EXERCISE BRIEF: Going from the line that contains "What text is on this page?" through the last line of the records, set down each line again exactly, both included, with pictures left out.

Page transcription dataset items:
++++++++
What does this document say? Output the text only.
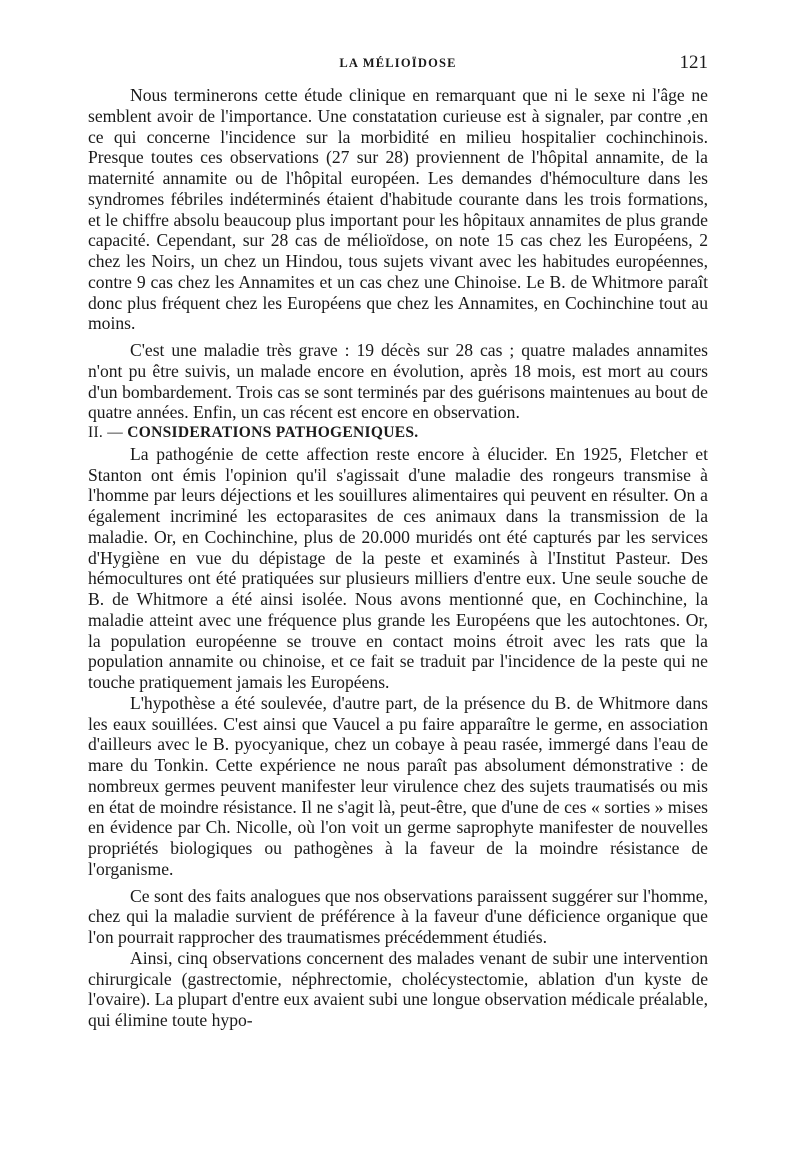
LA MÉLIOÏDOSE	121

Nous terminerons cette étude clinique en remarquant que ni le sexe ni l'âge ne semblent avoir de l'importance. Une constatation curieuse est à signaler, par contre ,en ce qui concerne l'incidence sur la morbidité en milieu hospitalier cochinchinois. Presque toutes ces observations (27 sur 28) proviennent de l'hôpital annamite, de la maternité annamite ou de l'hôpital européen. Les demandes d'hémoculture dans les syndromes fébriles indéterminés étaient d'habitude courante dans les trois formations, et le chiffre absolu beaucoup plus important pour les hôpitaux annamites de plus grande capacité. Cependant, sur 28 cas de mélioïdose, on note 15 cas chez les Européens, 2 chez les Noirs, un chez un Hindou, tous sujets vivant avec les habitudes européennes, contre 9 cas chez les Annamites et un cas chez une Chinoise. Le B. de Whitmore paraît donc plus fréquent chez les Européens que chez les Annamites, en Cochinchine tout au moins.

C'est une maladie très grave : 19 décès sur 28 cas ; quatre malades annamites n'ont pu être suivis, un malade encore en évolution, après 18 mois, est mort au cours d'un bombardement. Trois cas se sont terminés par des guérisons maintenues au bout de quatre années. Enfin, un cas récent est encore en observation.

II. — CONSIDERATIONS PATHOGENIQUES.

La pathogénie de cette affection reste encore à élucider. En 1925, Fletcher et Stanton ont émis l'opinion qu'il s'agissait d'une maladie des rongeurs transmise à l'homme par leurs déjections et les souillures alimentaires qui peuvent en résulter. On a également incriminé les ectoparasites de ces animaux dans la transmission de la maladie. Or, en Cochinchine, plus de 20.000 muridés ont été capturés par les services d'Hygiène en vue du dépistage de la peste et examinés à l'Institut Pasteur. Des hémocultures ont été pratiquées sur plusieurs milliers d'entre eux. Une seule souche de B. de Whitmore a été ainsi isolée. Nous avons mentionné que, en Cochinchine, la maladie atteint avec une fréquence plus grande les Européens que les autochtones. Or, la population européenne se trouve en contact moins étroit avec les rats que la population annamite ou chinoise, et ce fait se traduit par l'incidence de la peste qui ne touche pratiquement jamais les Européens.

L'hypothèse a été soulevée, d'autre part, de la présence du B. de Whitmore dans les eaux souillées. C'est ainsi que Vaucel a pu faire apparaître le germe, en association d'ailleurs avec le B. pyocyanique, chez un cobaye à peau rasée, immergé dans l'eau de mare du Tonkin. Cette expérience ne nous paraît pas absolument démonstrative : de nombreux germes peuvent manifester leur virulence chez des sujets traumatisés ou mis en état de moindre résistance. Il ne s'agit là, peut-être, que d'une de ces « sorties » mises en évidence par Ch. Nicolle, où l'on voit un germe saprophyte manifester de nouvelles propriétés biologiques ou pathogènes à la faveur de la moindre résistance de l'organisme.

Ce sont des faits analogues que nos observations paraissent suggérer sur l'homme, chez qui la maladie survient de préférence à la faveur d'une déficience organique que l'on pourrait rapprocher des traumatismes précédemment étudiés.

Ainsi, cinq observations concernent des malades venant de subir une intervention chirurgicale (gastrectomie, néphrectomie, cholécystectomie, ablation d'un kyste de l'ovaire). La plupart d'entre eux avaient subi une longue observation médicale préalable, qui élimine toute hypo-
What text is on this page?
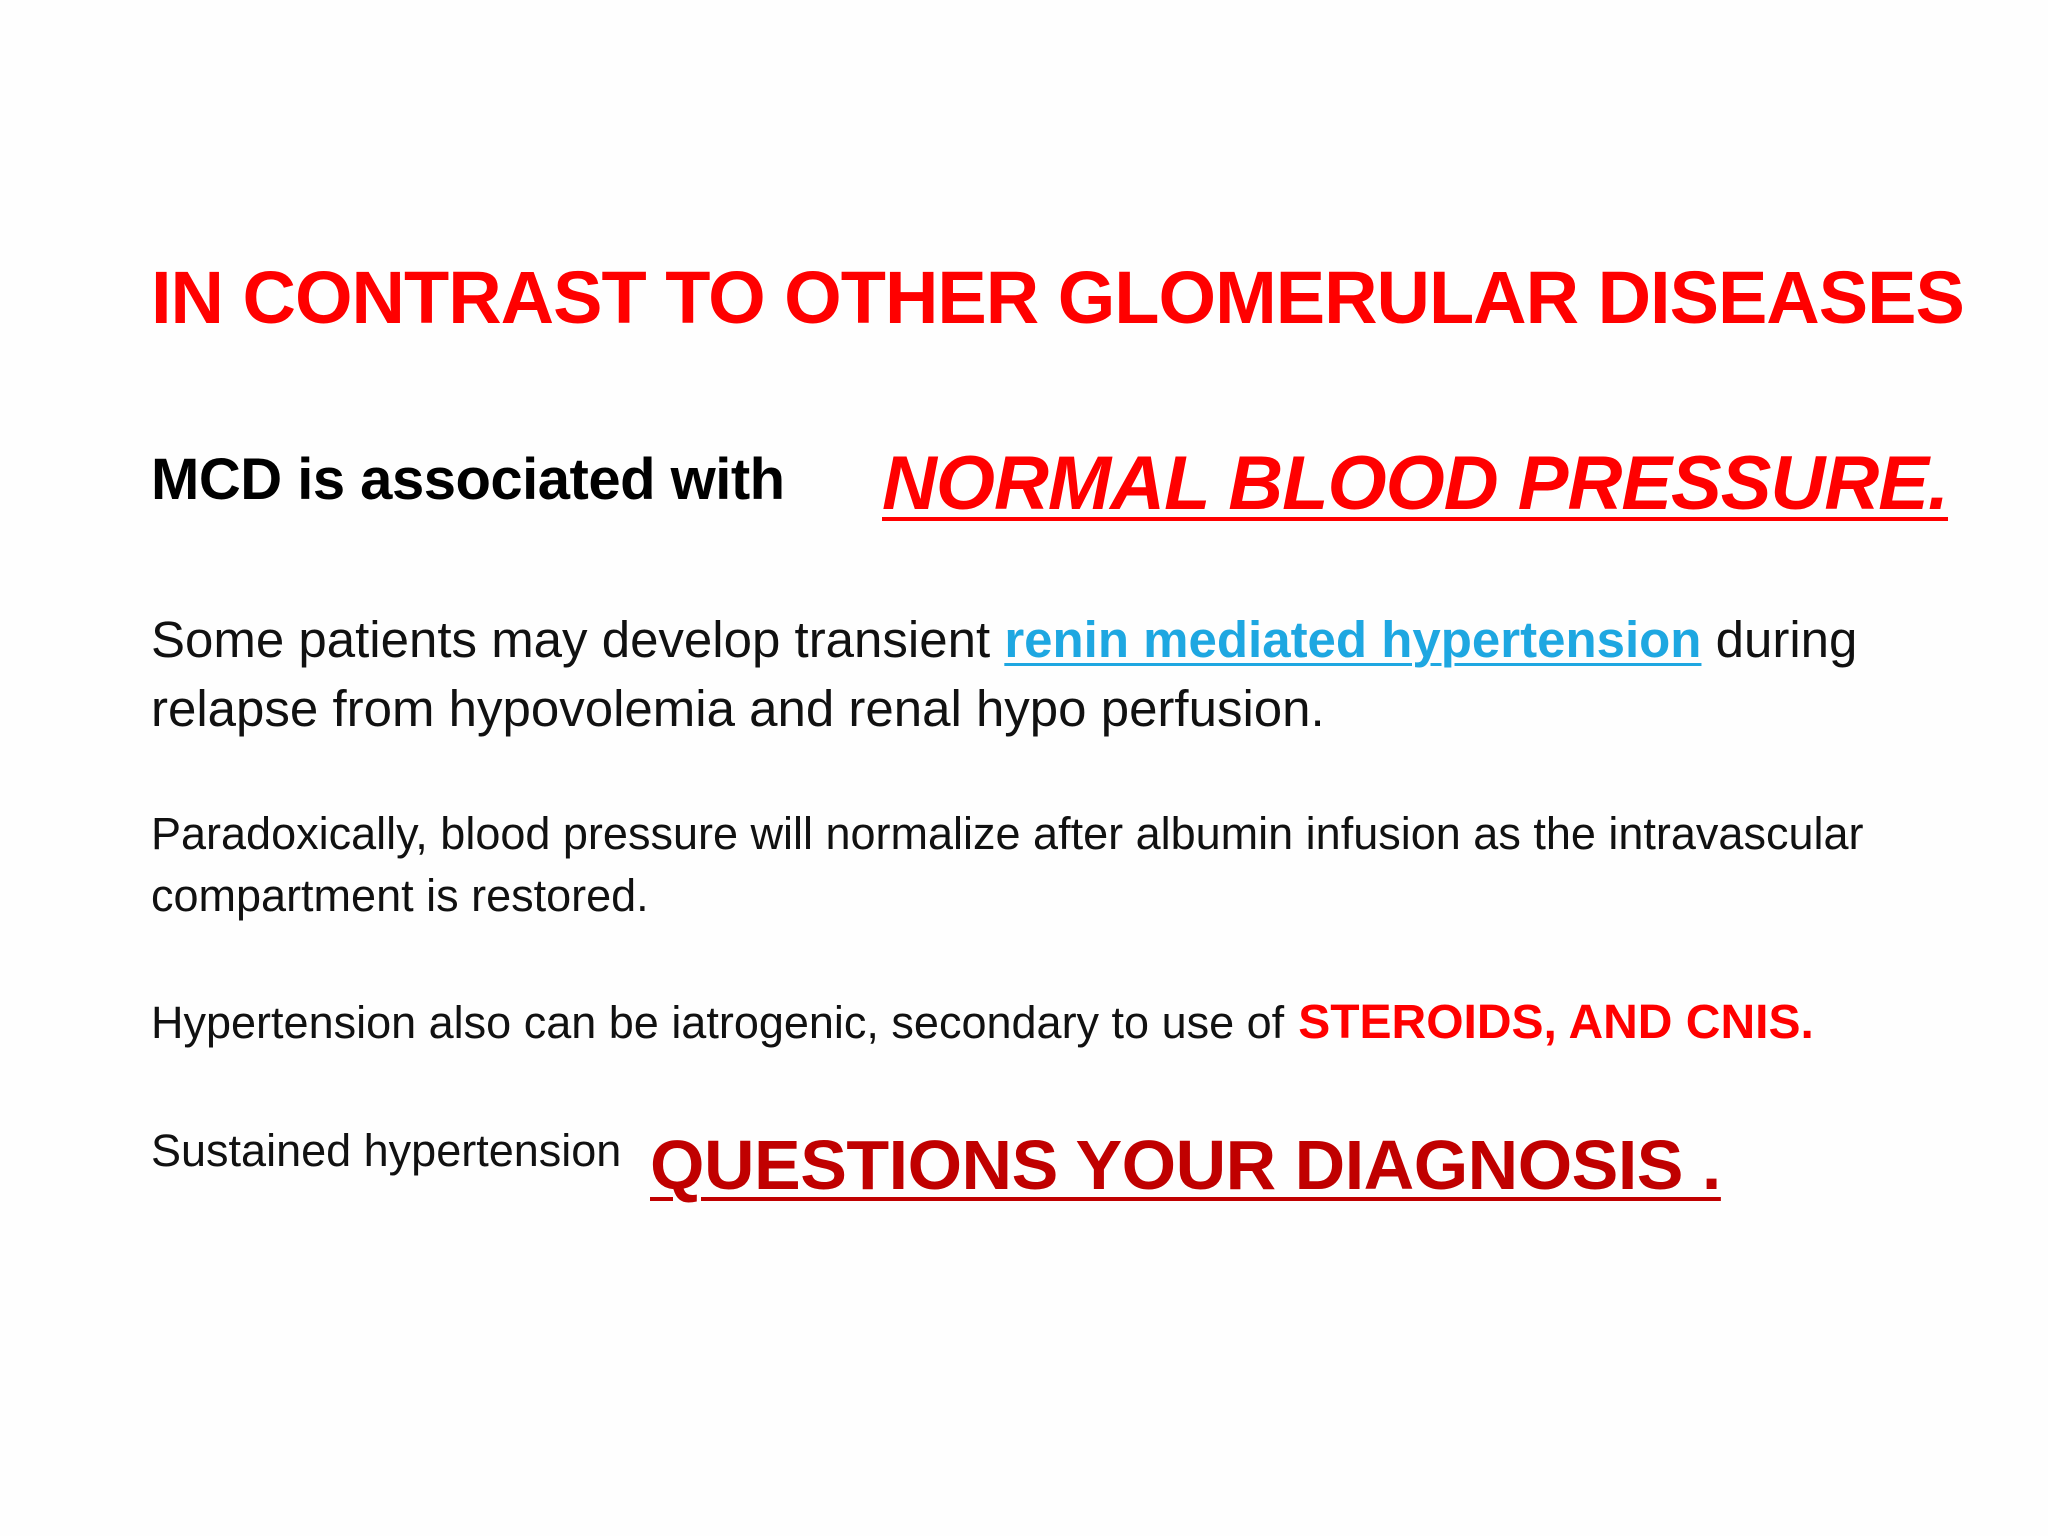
IN CONTRAST TO OTHER GLOMERULAR DISEASES

MCD is associated with NORMAL BLOOD PRESSURE.

Some patients may develop transient renin mediated hypertension during relapse from hypovolemia and renal hypo perfusion.

Paradoxically, blood pressure will normalize after albumin infusion as the intravascular compartment is restored.

Hypertension also can be iatrogenic, secondary to use of STEROIDS, AND CNIS.

Sustained hypertension QUESTIONS YOUR DIAGNOSIS .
++++++++
EXPECTED ANSWER:
What text is on this page?
IN CONTRAST TO OTHER GLOMERULAR DISEASES

MCD is associated with NORMAL BLOOD PRESSURE.

Some patients may develop transient renin mediated hypertension during relapse from hypovolemia and renal hypo perfusion.

Paradoxically, blood pressure will normalize after albumin infusion as the intravascular compartment is restored.

Hypertension also can be iatrogenic, secondary to use of STEROIDS, AND CNIS.

Sustained hypertension QUESTIONS YOUR DIAGNOSIS .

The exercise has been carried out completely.